Lift out all lines below that contain "progress".

──────────────────────────────

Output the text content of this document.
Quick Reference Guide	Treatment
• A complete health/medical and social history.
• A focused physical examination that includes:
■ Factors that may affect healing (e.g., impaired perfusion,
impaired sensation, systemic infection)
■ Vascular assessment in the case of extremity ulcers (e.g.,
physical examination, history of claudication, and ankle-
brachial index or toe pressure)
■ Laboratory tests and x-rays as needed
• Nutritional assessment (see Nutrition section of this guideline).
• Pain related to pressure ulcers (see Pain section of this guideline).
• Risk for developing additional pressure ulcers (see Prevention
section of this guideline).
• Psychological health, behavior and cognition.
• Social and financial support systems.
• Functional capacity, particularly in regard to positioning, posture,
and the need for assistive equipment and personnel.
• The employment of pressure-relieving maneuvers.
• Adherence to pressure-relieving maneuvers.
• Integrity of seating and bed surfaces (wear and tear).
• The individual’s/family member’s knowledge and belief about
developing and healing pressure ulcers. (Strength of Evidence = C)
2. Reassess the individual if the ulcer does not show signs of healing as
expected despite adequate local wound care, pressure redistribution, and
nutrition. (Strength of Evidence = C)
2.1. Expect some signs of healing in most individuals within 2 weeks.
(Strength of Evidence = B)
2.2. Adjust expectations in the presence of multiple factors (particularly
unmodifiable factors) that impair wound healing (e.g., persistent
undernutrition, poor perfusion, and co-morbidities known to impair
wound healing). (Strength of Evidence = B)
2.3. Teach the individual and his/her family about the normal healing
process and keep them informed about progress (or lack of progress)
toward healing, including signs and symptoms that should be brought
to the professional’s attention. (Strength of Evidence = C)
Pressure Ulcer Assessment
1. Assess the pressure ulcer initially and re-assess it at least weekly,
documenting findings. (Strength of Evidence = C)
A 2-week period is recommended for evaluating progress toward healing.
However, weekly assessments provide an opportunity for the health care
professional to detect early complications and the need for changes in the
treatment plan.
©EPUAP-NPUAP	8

──────────────────────────────

**Exercise response:**
process and keep them informed about progress (or lack of progress)
A 2-week period is recommended for evaluating progress toward healing.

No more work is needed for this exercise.